TASK DESCRIPTION: The exercise asks for every line of the data to be reproduced exactly.

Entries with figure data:
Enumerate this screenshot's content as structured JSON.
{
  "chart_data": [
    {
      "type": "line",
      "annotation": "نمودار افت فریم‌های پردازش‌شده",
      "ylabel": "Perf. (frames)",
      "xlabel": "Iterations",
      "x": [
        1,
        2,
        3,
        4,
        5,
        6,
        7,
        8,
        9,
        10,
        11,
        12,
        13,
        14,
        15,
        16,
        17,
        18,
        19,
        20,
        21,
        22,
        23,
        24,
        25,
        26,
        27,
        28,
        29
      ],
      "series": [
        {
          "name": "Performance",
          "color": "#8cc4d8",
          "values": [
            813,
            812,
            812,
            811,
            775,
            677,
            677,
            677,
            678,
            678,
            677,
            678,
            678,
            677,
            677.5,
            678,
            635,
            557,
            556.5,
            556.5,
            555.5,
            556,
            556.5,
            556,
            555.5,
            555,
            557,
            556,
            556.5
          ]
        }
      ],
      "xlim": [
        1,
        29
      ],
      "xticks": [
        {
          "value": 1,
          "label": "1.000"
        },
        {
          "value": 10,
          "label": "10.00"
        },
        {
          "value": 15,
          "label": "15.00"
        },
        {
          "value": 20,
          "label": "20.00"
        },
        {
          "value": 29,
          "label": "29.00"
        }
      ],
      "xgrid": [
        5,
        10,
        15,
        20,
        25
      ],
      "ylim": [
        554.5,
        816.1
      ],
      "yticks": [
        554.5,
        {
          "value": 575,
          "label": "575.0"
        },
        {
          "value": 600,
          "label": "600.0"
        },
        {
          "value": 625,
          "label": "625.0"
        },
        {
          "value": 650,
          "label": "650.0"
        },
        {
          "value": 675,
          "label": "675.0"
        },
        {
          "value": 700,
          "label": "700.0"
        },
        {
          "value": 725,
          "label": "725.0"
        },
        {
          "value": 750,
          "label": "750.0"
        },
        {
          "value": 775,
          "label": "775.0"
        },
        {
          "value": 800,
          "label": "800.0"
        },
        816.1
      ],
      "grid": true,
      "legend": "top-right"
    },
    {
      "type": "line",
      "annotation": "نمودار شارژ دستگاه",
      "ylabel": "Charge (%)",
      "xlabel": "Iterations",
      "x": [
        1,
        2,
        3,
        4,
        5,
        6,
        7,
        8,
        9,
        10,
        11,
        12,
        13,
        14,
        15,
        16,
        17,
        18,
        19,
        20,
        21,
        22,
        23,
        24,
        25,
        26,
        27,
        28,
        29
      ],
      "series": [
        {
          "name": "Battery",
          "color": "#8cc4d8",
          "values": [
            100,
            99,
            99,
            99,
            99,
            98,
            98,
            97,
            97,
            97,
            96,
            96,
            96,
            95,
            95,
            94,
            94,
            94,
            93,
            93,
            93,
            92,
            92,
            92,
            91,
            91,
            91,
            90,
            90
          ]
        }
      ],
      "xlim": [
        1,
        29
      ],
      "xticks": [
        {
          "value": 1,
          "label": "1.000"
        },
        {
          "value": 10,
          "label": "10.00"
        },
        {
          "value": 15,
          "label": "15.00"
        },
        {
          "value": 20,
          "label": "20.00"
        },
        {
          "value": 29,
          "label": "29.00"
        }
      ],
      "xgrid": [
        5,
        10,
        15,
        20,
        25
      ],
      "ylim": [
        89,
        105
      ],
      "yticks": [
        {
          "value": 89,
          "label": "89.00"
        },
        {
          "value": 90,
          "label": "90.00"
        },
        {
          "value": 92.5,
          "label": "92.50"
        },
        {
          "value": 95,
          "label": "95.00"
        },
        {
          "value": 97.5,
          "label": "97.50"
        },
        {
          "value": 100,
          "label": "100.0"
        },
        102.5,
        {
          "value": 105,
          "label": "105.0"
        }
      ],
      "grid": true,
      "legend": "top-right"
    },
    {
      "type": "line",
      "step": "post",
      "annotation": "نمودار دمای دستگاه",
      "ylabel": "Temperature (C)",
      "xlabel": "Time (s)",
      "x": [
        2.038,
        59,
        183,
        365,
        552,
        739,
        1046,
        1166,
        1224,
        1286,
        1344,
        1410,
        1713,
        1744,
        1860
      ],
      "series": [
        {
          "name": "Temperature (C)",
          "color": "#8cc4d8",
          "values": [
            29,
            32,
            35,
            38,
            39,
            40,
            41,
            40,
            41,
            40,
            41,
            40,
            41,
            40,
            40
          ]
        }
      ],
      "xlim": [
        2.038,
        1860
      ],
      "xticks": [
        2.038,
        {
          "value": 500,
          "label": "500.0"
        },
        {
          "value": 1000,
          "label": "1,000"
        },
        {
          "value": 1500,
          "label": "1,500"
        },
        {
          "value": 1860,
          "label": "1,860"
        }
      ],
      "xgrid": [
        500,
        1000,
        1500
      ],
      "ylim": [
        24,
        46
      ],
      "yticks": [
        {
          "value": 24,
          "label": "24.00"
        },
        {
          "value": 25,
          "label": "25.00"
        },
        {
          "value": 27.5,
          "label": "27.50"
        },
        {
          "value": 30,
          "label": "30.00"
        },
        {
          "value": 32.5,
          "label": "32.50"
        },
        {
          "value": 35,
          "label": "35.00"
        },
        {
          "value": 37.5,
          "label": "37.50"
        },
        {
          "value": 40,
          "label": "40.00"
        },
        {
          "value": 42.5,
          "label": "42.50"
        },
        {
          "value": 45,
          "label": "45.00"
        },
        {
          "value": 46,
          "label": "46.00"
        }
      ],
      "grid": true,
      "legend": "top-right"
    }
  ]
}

TASK RESULT:
Enumerate this screenshot's content as structured JSON.
{
  "chart_data": [
    {
      "type": "line",
      "annotation": "نمودار افت فریم‌های پردازش‌شده",
      "ylabel": "Perf. (frames)",
      "xlabel": "Iterations",
      "x": [
        1,
        2,
        3,
        4,
        5,
        6,
        7,
        8,
        9,
        10,
        11,
        12,
        13,
        14,
        15,
        16,
        17,
        18,
        19,
        20,
        21,
        22,
        23,
        24,
        25,
        26,
        27,
        28,
        29
      ],
      "series": [
        {
          "name": "Performance",
          "color": "#8cc4d8",
          "values": [
            813,
            812,
            812,
            811,
            775,
            677,
            677,
            677,
            678,
            678,
            677,
            678,
            678,
            677,
            677.5,
            678,
            635,
            557,
            556.5,
            556.5,
            555.5,
            556,
            556.5,
            556,
            555.5,
            555,
            557,
            556,
            556.5
          ]
        }
      ],
      "xlim": [
        1,
        29
      ],
      "xticks": [
        {
          "value": 1,
          "label": "1.000"
        },
        {
          "value": 10,
          "label": "10.00"
        },
        {
          "value": 15,
          "label": "15.00"
        },
        {
          "value": 20,
          "label": "20.00"
        },
        {
          "value": 29,
          "label": "29.00"
        }
      ],
      "xgrid": [
        5,
        10,
        15,
        20,
        25
      ],
      "ylim": [
        554.5,
        816.1
      ],
      "yticks": [
        554.5,
        {
          "value": 575,
          "label": "575.0"
        },
        {
          "value": 600,
          "label": "600.0"
        },
        {
          "value": 625,
          "label": "625.0"
        },
        {
          "value": 650,
          "label": "650.0"
        },
        {
          "value": 675,
          "label": "675.0"
        },
        {
          "value": 700,
          "label": "700.0"
        },
        {
          "value": 725,
          "label": "725.0"
        },
        {
          "value": 750,
          "label": "750.0"
        },
        {
          "value": 775,
          "label": "775.0"
        },
        {
          "value": 800,
          "label": "800.0"
        },
        816.1
      ],
      "grid": true,
      "legend": "top-right"
    },
    {
      "type": "line",
      "annotation": "نمودار شارژ دستگاه",
      "ylabel": "Charge (%)",
      "xlabel": "Iterations",
      "x": [
        1,
        2,
        3,
        4,
        5,
        6,
        7,
        8,
        9,
        10,
        11,
        12,
        13,
        14,
        15,
        16,
        17,
        18,
        19,
        20,
        21,
        22,
        23,
        24,
        25,
        26,
        27,
        28,
        29
      ],
      "series": [
        {
          "name": "Battery",
          "color": "#8cc4d8",
          "values": [
            100,
            99,
            99,
            99,
            99,
            98,
            98,
            97,
            97,
            97,
            96,
            96,
            96,
            95,
            95,
            94,
            94,
            94,
            93,
            93,
            93,
            92,
            92,
            92,
            91,
            91,
            91,
            90,
            90
          ]
        }
      ],
      "xlim": [
        1,
        29
      ],
      "xticks": [
        {
          "value": 1,
          "label": "1.000"
        },
        {
          "value": 10,
          "label": "10.00"
        },
        {
          "value": 15,
          "label": "15.00"
        },
        {
          "value": 20,
          "label": "20.00"
        },
        {
          "value": 29,
          "label": "29.00"
        }
      ],
      "xgrid": [
        5,
        10,
        15,
        20,
        25
      ],
      "ylim": [
        89,
        105
      ],
      "yticks": [
        {
          "value": 89,
          "label": "89.00"
        },
        {
          "value": 90,
          "label": "90.00"
        },
        {
          "value": 92.5,
          "label": "92.50"
        },
        {
          "value": 95,
          "label": "95.00"
        },
        {
          "value": 97.5,
          "label": "97.50"
        },
        {
          "value": 100,
          "label": "100.0"
        },
        102.5,
        {
          "value": 105,
          "label": "105.0"
        }
      ],
      "grid": true,
      "legend": "top-right"
    },
    {
      "type": "line",
      "step": "post",
      "annotation": "نمودار دمای دستگاه",
      "ylabel": "Temperature (C)",
      "xlabel": "Time (s)",
      "x": [
        2.038,
        59,
        183,
        365,
        552,
        739,
        1046,
        1166,
        1224,
        1286,
        1344,
        1410,
        1713,
        1744,
        1860
      ],
      "series": [
        {
          "name": "Temperature (C)",
          "color": "#8cc4d8",
          "values": [
            29,
            32,
            35,
            38,
            39,
            40,
            41,
            40,
            41,
            40,
            41,
            40,
            41,
            40,
            40
          ]
        }
      ],
      "xlim": [
        2.038,
        1860
      ],
      "xticks": [
        2.038,
        {
          "value": 500,
          "label": "500.0"
        },
        {
          "value": 1000,
          "label": "1,000"
        },
        {
          "value": 1500,
          "label": "1,500"
        },
        {
          "value": 1860,
          "label": "1,860"
        }
      ],
      "xgrid": [
        500,
        1000,
        1500
      ],
      "ylim": [
        24,
        46
      ],
      "yticks": [
        {
          "value": 24,
          "label": "24.00"
        },
        {
          "value": 25,
          "label": "25.00"
        },
        {
          "value": 27.5,
          "label": "27.50"
        },
        {
          "value": 30,
          "label": "30.00"
        },
        {
          "value": 32.5,
          "label": "32.50"
        },
        {
          "value": 35,
          "label": "35.00"
        },
        {
          "value": 37.5,
          "label": "37.50"
        },
        {
          "value": 40,
          "label": "40.00"
        },
        {
          "value": 42.5,
          "label": "42.50"
        },
        {
          "value": 45,
          "label": "45.00"
        },
        {
          "value": 46,
          "label": "46.00"
        }
      ],
      "grid": true,
      "legend": "top-right"
    }
  ]
}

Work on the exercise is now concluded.